# Dataset entries:
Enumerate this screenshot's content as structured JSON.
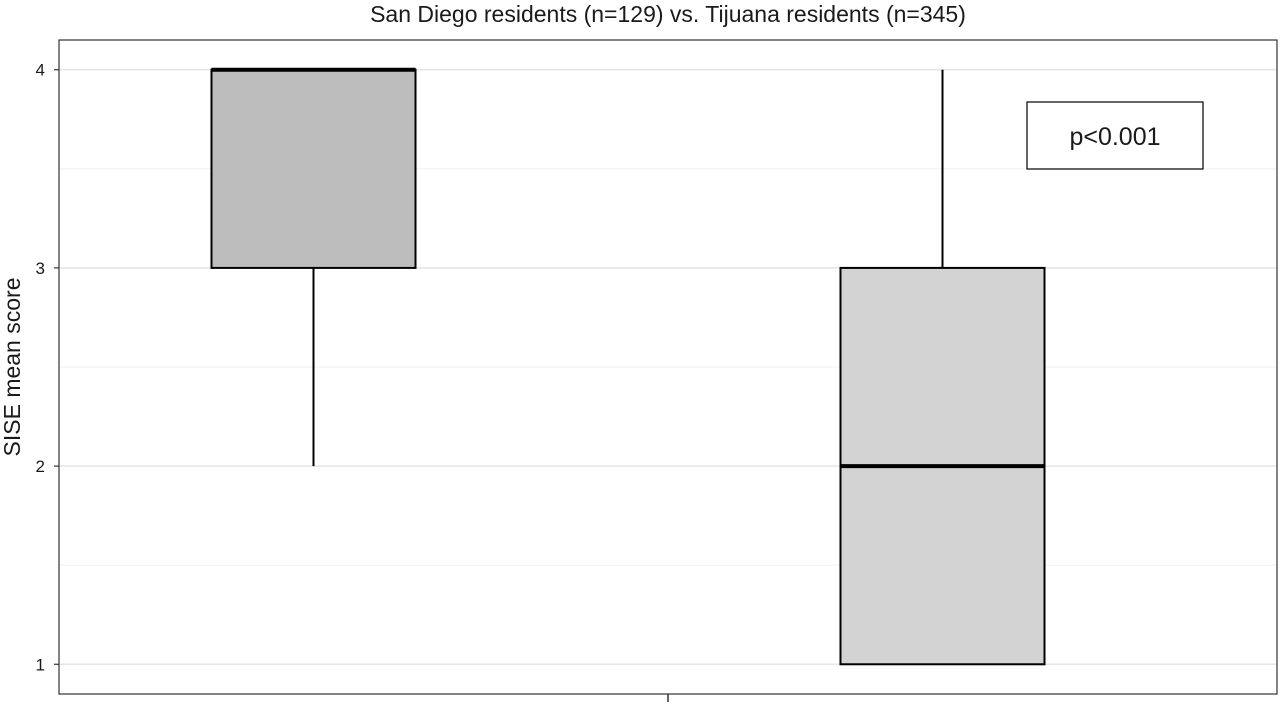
{
  "chart_data": {
    "type": "box",
    "title": "San Diego residents (n=129)  vs.  Tijuana residents (n=345)",
    "xlabel": "",
    "ylabel": "SISE mean score",
    "ylim": [
      0.85,
      4.15
    ],
    "y_ticks": [
      1,
      2,
      3,
      4
    ],
    "grid": true,
    "annotation": "p<0.001",
    "colors": {
      "box1": "#bdbdbd",
      "box2": "#d3d3d3",
      "stroke": "#000000",
      "grid": "#e6e6e6"
    },
    "series": [
      {
        "whisker_low": 2,
        "q1": 3,
        "median": 4,
        "q3": 4,
        "whisker_high": 4
      },
      {
        "whisker_low": 1,
        "q1": 1,
        "median": 2,
        "q3": 3,
        "whisker_high": 4
      }
    ]
  }
}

# To be done:
Make an exact reproduction of the listing above, without any pictures.

# Task answer:
Enumerate this screenshot's content as structured JSON.
{
  "chart_data": {
    "type": "box",
    "title": "San Diego residents (n=129)  vs.  Tijuana residents (n=345)",
    "xlabel": "",
    "ylabel": "SISE mean score",
    "ylim": [
      0.85,
      4.15
    ],
    "y_ticks": [
      1,
      2,
      3,
      4
    ],
    "grid": true,
    "annotation": "p<0.001",
    "colors": {
      "box1": "#bdbdbd",
      "box2": "#d3d3d3",
      "stroke": "#000000",
      "grid": "#e6e6e6"
    },
    "series": [
      {
        "whisker_low": 2,
        "q1": 3,
        "median": 4,
        "q3": 4,
        "whisker_high": 4
      },
      {
        "whisker_low": 1,
        "q1": 1,
        "median": 2,
        "q3": 3,
        "whisker_high": 4
      }
    ]
  }
}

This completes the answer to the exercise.